# Written request:
In the entries below, identify every line with the string "Encoding" and copy it.

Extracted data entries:
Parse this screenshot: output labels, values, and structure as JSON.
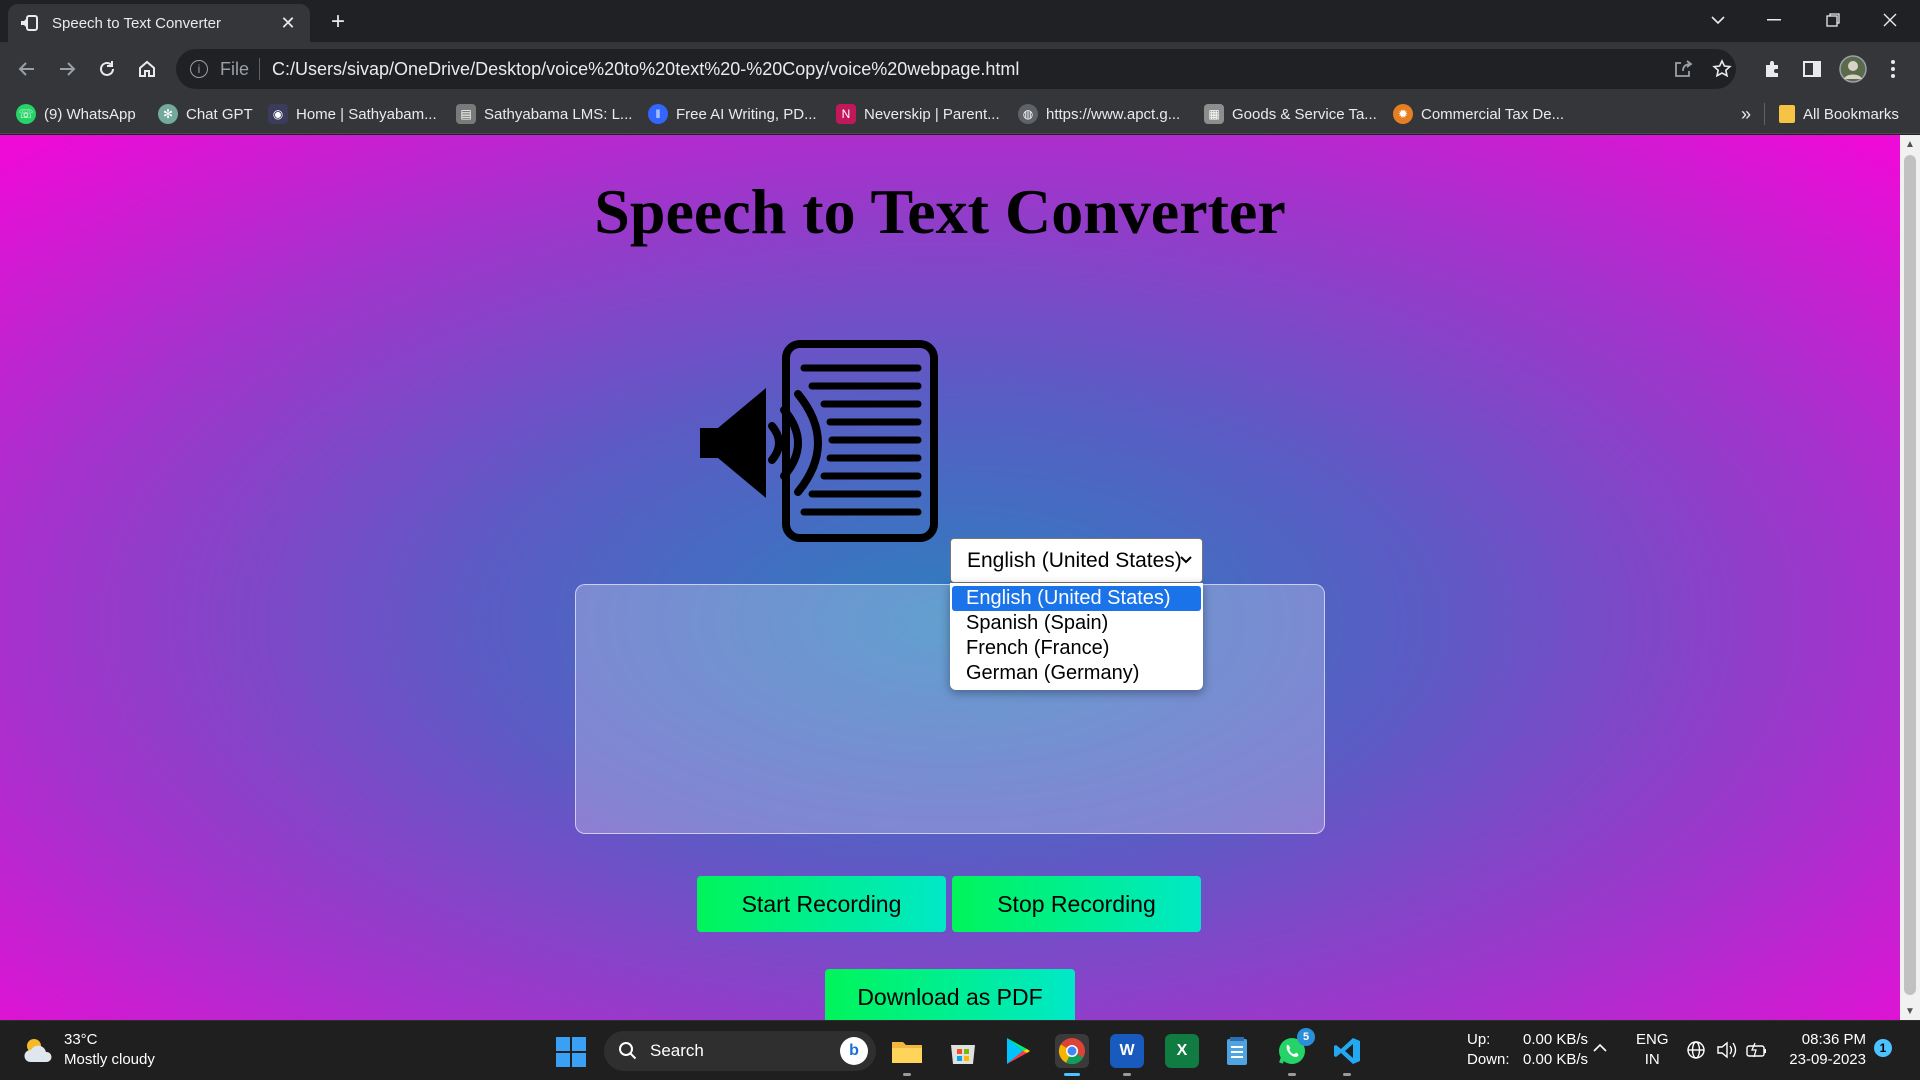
{
  "browser": {
    "tab_title": "Speech to Text Converter",
    "url_scheme": "File",
    "url": "C:/Users/sivap/OneDrive/Desktop/voice%20to%20text%20-%20Copy/voice%20webpage.html",
    "bookmarks": [
      {
        "label": "(9) WhatsApp",
        "color": "#25d366"
      },
      {
        "label": "Chat GPT",
        "color": "#74aa9c"
      },
      {
        "label": "Home | Sathyabam...",
        "color": "#3b3b5c"
      },
      {
        "label": "Sathyabama LMS: L...",
        "color": "#7a7a7a"
      },
      {
        "label": "Free AI Writing, PD...",
        "color": "#3366ff"
      },
      {
        "label": "Neverskip | Parent...",
        "color": "#c2185b"
      },
      {
        "label": "https://www.apct.g...",
        "color": "#5f6368"
      },
      {
        "label": "Goods & Service Ta...",
        "color": "#8d8d8d"
      },
      {
        "label": "Commercial Tax De...",
        "color": "#e67e22"
      }
    ],
    "more_bookmarks": "»",
    "all_bookmarks": "All Bookmarks"
  },
  "page": {
    "title": "Speech to Text Converter",
    "language": {
      "selected": "English (United States)",
      "options": [
        "English (United States)",
        "Spanish (Spain)",
        "French (France)",
        "German (Germany)"
      ]
    },
    "transcript": "",
    "buttons": {
      "start": "Start Recording",
      "stop": "Stop Recording",
      "download": "Download as PDF"
    },
    "button_gradient": [
      "#00f55a",
      "#00e8c8"
    ]
  },
  "taskbar": {
    "weather_temp": "33°C",
    "weather_desc": "Mostly cloudy",
    "search_label": "Search",
    "whatsapp_badge": "5",
    "net_up_label": "Up:",
    "net_up_value": "0.00 KB/s",
    "net_down_label": "Down:",
    "net_down_value": "0.00 KB/s",
    "lang_line1": "ENG",
    "lang_line2": "IN",
    "time": "08:36 PM",
    "date": "23-09-2023",
    "notification_count": "1"
  }
}
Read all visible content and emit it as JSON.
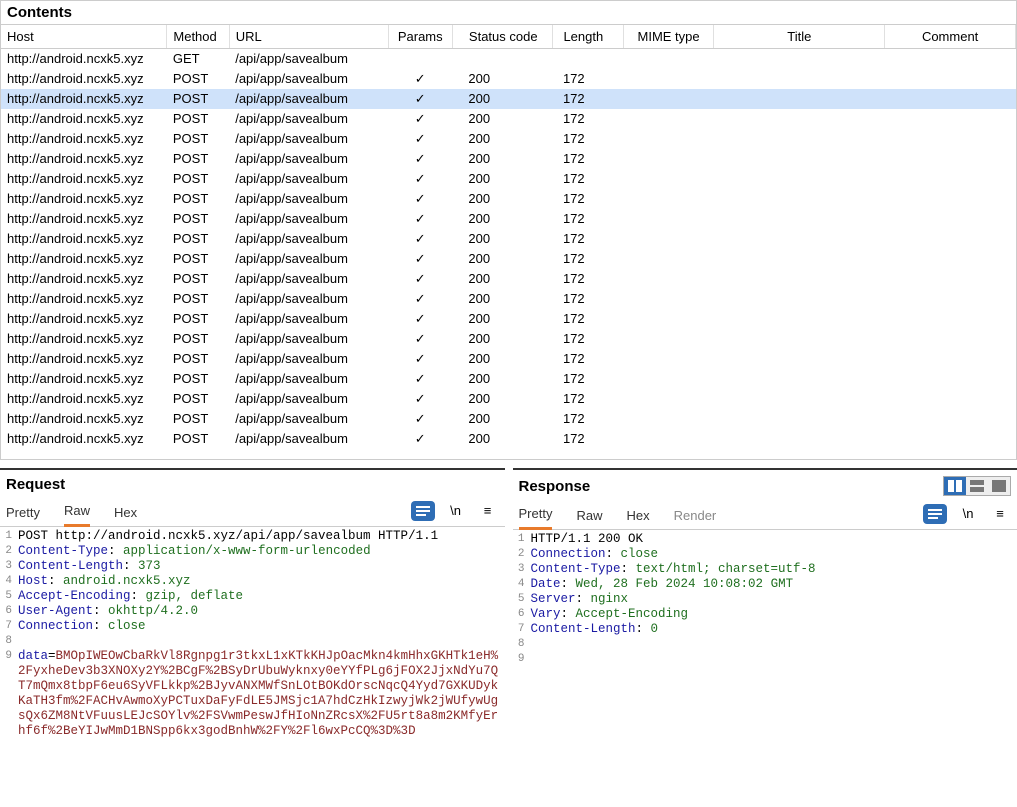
{
  "contents": {
    "title": "Contents",
    "columns": [
      "Host",
      "Method",
      "URL",
      "Params",
      "Status code",
      "Length",
      "MIME type",
      "Title",
      "Comment"
    ],
    "selected_index": 2,
    "rows": [
      {
        "host": "http://android.ncxk5.xyz",
        "method": "GET",
        "url": "/api/app/savealbum",
        "params": "",
        "status": "",
        "length": "",
        "mime": "",
        "title": "",
        "comment": ""
      },
      {
        "host": "http://android.ncxk5.xyz",
        "method": "POST",
        "url": "/api/app/savealbum",
        "params": "✓",
        "status": "200",
        "length": "172",
        "mime": "",
        "title": "",
        "comment": ""
      },
      {
        "host": "http://android.ncxk5.xyz",
        "method": "POST",
        "url": "/api/app/savealbum",
        "params": "✓",
        "status": "200",
        "length": "172",
        "mime": "",
        "title": "",
        "comment": ""
      },
      {
        "host": "http://android.ncxk5.xyz",
        "method": "POST",
        "url": "/api/app/savealbum",
        "params": "✓",
        "status": "200",
        "length": "172",
        "mime": "",
        "title": "",
        "comment": ""
      },
      {
        "host": "http://android.ncxk5.xyz",
        "method": "POST",
        "url": "/api/app/savealbum",
        "params": "✓",
        "status": "200",
        "length": "172",
        "mime": "",
        "title": "",
        "comment": ""
      },
      {
        "host": "http://android.ncxk5.xyz",
        "method": "POST",
        "url": "/api/app/savealbum",
        "params": "✓",
        "status": "200",
        "length": "172",
        "mime": "",
        "title": "",
        "comment": ""
      },
      {
        "host": "http://android.ncxk5.xyz",
        "method": "POST",
        "url": "/api/app/savealbum",
        "params": "✓",
        "status": "200",
        "length": "172",
        "mime": "",
        "title": "",
        "comment": ""
      },
      {
        "host": "http://android.ncxk5.xyz",
        "method": "POST",
        "url": "/api/app/savealbum",
        "params": "✓",
        "status": "200",
        "length": "172",
        "mime": "",
        "title": "",
        "comment": ""
      },
      {
        "host": "http://android.ncxk5.xyz",
        "method": "POST",
        "url": "/api/app/savealbum",
        "params": "✓",
        "status": "200",
        "length": "172",
        "mime": "",
        "title": "",
        "comment": ""
      },
      {
        "host": "http://android.ncxk5.xyz",
        "method": "POST",
        "url": "/api/app/savealbum",
        "params": "✓",
        "status": "200",
        "length": "172",
        "mime": "",
        "title": "",
        "comment": ""
      },
      {
        "host": "http://android.ncxk5.xyz",
        "method": "POST",
        "url": "/api/app/savealbum",
        "params": "✓",
        "status": "200",
        "length": "172",
        "mime": "",
        "title": "",
        "comment": ""
      },
      {
        "host": "http://android.ncxk5.xyz",
        "method": "POST",
        "url": "/api/app/savealbum",
        "params": "✓",
        "status": "200",
        "length": "172",
        "mime": "",
        "title": "",
        "comment": ""
      },
      {
        "host": "http://android.ncxk5.xyz",
        "method": "POST",
        "url": "/api/app/savealbum",
        "params": "✓",
        "status": "200",
        "length": "172",
        "mime": "",
        "title": "",
        "comment": ""
      },
      {
        "host": "http://android.ncxk5.xyz",
        "method": "POST",
        "url": "/api/app/savealbum",
        "params": "✓",
        "status": "200",
        "length": "172",
        "mime": "",
        "title": "",
        "comment": ""
      },
      {
        "host": "http://android.ncxk5.xyz",
        "method": "POST",
        "url": "/api/app/savealbum",
        "params": "✓",
        "status": "200",
        "length": "172",
        "mime": "",
        "title": "",
        "comment": ""
      },
      {
        "host": "http://android.ncxk5.xyz",
        "method": "POST",
        "url": "/api/app/savealbum",
        "params": "✓",
        "status": "200",
        "length": "172",
        "mime": "",
        "title": "",
        "comment": ""
      },
      {
        "host": "http://android.ncxk5.xyz",
        "method": "POST",
        "url": "/api/app/savealbum",
        "params": "✓",
        "status": "200",
        "length": "172",
        "mime": "",
        "title": "",
        "comment": ""
      },
      {
        "host": "http://android.ncxk5.xyz",
        "method": "POST",
        "url": "/api/app/savealbum",
        "params": "✓",
        "status": "200",
        "length": "172",
        "mime": "",
        "title": "",
        "comment": ""
      },
      {
        "host": "http://android.ncxk5.xyz",
        "method": "POST",
        "url": "/api/app/savealbum",
        "params": "✓",
        "status": "200",
        "length": "172",
        "mime": "",
        "title": "",
        "comment": ""
      },
      {
        "host": "http://android.ncxk5.xyz",
        "method": "POST",
        "url": "/api/app/savealbum",
        "params": "✓",
        "status": "200",
        "length": "172",
        "mime": "",
        "title": "",
        "comment": ""
      }
    ]
  },
  "request": {
    "title": "Request",
    "tabs": {
      "pretty": "Pretty",
      "raw": "Raw",
      "hex": "Hex"
    },
    "active_tab": "raw",
    "lines": [
      {
        "n": "1",
        "raw": "POST http://android.ncxk5.xyz/api/app/savealbum HTTP/1.1"
      },
      {
        "n": "2",
        "k": "Content-Type",
        "v": "application/x-www-form-urlencoded"
      },
      {
        "n": "3",
        "k": "Content-Length",
        "v": "373"
      },
      {
        "n": "4",
        "k": "Host",
        "v": "android.ncxk5.xyz"
      },
      {
        "n": "5",
        "k": "Accept-Encoding",
        "v": "gzip, deflate"
      },
      {
        "n": "6",
        "k": "User-Agent",
        "v": "okhttp/4.2.0"
      },
      {
        "n": "7",
        "k": "Connection",
        "v": "close"
      },
      {
        "n": "8",
        "raw": ""
      },
      {
        "n": "9",
        "dk": "data",
        "dv": "BMOpIWEOwCbaRkVl8Rgnpg1r3tkxL1xKTkKHJpOacMkn4kmHhxGKHTk1eH%2FyxheDev3b3XNOXy2Y%2BCgF%2BSyDrUbuWyknxy0eYYfPLg6jFOX2JjxNdYu7QT7mQmx8tbpF6eu6SyVFLkkp%2BJyvANXMWfSnLOtBOKdOrscNqcQ4Yyd7GXKUDykKaTH3fm%2FACHvAwmoXyPCTuxDaFyFdLE5JMSjc1A7hdCzHkIzwyjWk2jWUfywUgsQx6ZM8NtVFuusLEJcSOYlv%2FSVwmPeswJfHIoNnZRcsX%2FU5rt8a8m2KMfyErhf6f%2BeYIJwMmD1BNSpp6kx3godBnhW%2FY%2Fl6wxPcCQ%3D%3D"
      }
    ]
  },
  "response": {
    "title": "Response",
    "tabs": {
      "pretty": "Pretty",
      "raw": "Raw",
      "hex": "Hex",
      "render": "Render"
    },
    "active_tab": "pretty",
    "lines": [
      {
        "n": "1",
        "raw": "HTTP/1.1 200 OK"
      },
      {
        "n": "2",
        "k": "Connection",
        "v": "close"
      },
      {
        "n": "3",
        "k": "Content-Type",
        "v": "text/html; charset=utf-8"
      },
      {
        "n": "4",
        "k": "Date",
        "v": "Wed, 28 Feb 2024 10:08:02 GMT"
      },
      {
        "n": "5",
        "k": "Server",
        "v": "nginx"
      },
      {
        "n": "6",
        "k": "Vary",
        "v": "Accept-Encoding"
      },
      {
        "n": "7",
        "k": "Content-Length",
        "v": "0"
      },
      {
        "n": "8",
        "raw": ""
      },
      {
        "n": "9",
        "raw": ""
      }
    ]
  },
  "icons": {
    "newline": "\\n",
    "menu": "≡"
  }
}
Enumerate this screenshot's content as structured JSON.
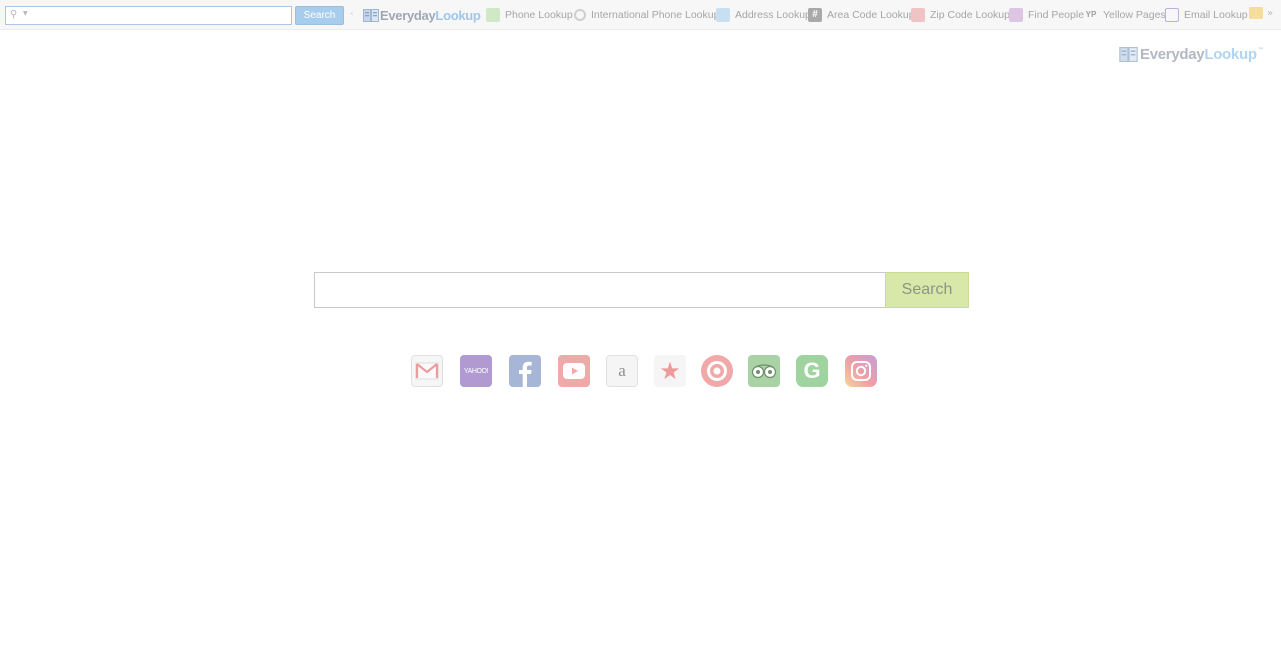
{
  "toolbar": {
    "search_placeholder": "",
    "search_button": "Search",
    "logo": {
      "part1": "Everyday",
      "part2": "Lookup"
    },
    "links": [
      {
        "label": "Phone Lookup",
        "icon": "phone-icon"
      },
      {
        "label": "International Phone Lookup",
        "icon": "globe-icon"
      },
      {
        "label": "Address Lookup",
        "icon": "house-icon"
      },
      {
        "label": "Area Code Lookup",
        "icon": "hash-icon"
      },
      {
        "label": "Zip Code Lookup",
        "icon": "zip-icon"
      },
      {
        "label": "Find People",
        "icon": "people-icon"
      },
      {
        "label": "Yellow Pages",
        "icon": "yp-icon"
      },
      {
        "label": "Email Lookup",
        "icon": "email-icon"
      }
    ],
    "hash_glyph": "#",
    "yp_glyph": "YP",
    "more_glyph": "»"
  },
  "main": {
    "logo": {
      "part1": "Everyday",
      "part2": "Lookup",
      "tm": "™"
    },
    "search_placeholder": "",
    "search_button": "Search",
    "quick_links": [
      {
        "name": "gmail",
        "icon": "gmail-icon"
      },
      {
        "name": "yahoo",
        "icon": "yahoo-icon",
        "text": "YAHOO!"
      },
      {
        "name": "facebook",
        "icon": "facebook-icon"
      },
      {
        "name": "youtube",
        "icon": "youtube-icon"
      },
      {
        "name": "amazon",
        "icon": "amazon-icon",
        "text": "a"
      },
      {
        "name": "favorites",
        "icon": "star-icon",
        "text": "★"
      },
      {
        "name": "target",
        "icon": "target-icon"
      },
      {
        "name": "tripadvisor",
        "icon": "tripadvisor-icon"
      },
      {
        "name": "grammarly",
        "icon": "grammarly-icon",
        "text": "G"
      },
      {
        "name": "instagram",
        "icon": "instagram-icon"
      }
    ]
  },
  "colors": {
    "toolbar_search_button": "#a8cdec",
    "main_search_button": "#d8e8a8",
    "logo_grey": "#a0a7b4",
    "logo_blue": "#9ec7ea"
  }
}
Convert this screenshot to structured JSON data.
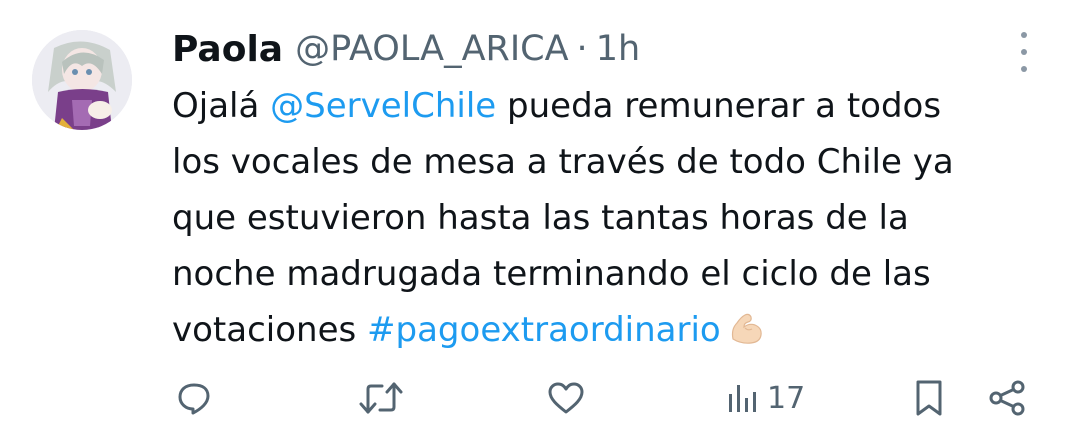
{
  "tweet": {
    "author": {
      "display_name": "Paola",
      "handle": "@PAOLA_ARICA",
      "separator": "·",
      "time": "1h"
    },
    "text": {
      "line1": {
        "before": "Ojalá ",
        "mention": "@ServelChile",
        "after": " pueda remunerar a todos"
      },
      "line2": "los vocales de mesa a través de todo Chile ya",
      "line3": "que estuvieron hasta las tantas horas de la",
      "line4": "noche madrugada terminando el ciclo de las",
      "line5": {
        "before": "votaciones ",
        "hashtag": "#pagoextraordinario",
        "emoji": "flexed-biceps-emoji"
      }
    },
    "actions": {
      "reply_icon": "reply-icon",
      "retweet_icon": "retweet-icon",
      "like_icon": "like-icon",
      "views_icon": "views-icon",
      "views_count": "17",
      "bookmark_icon": "bookmark-icon",
      "share_icon": "share-icon"
    },
    "colors": {
      "link": "#1d9bf0",
      "text": "#0f1419",
      "muted": "#536471"
    }
  }
}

# Task output:
        "k": "Accept-Encoding",
        "v": "Accept-Encoding"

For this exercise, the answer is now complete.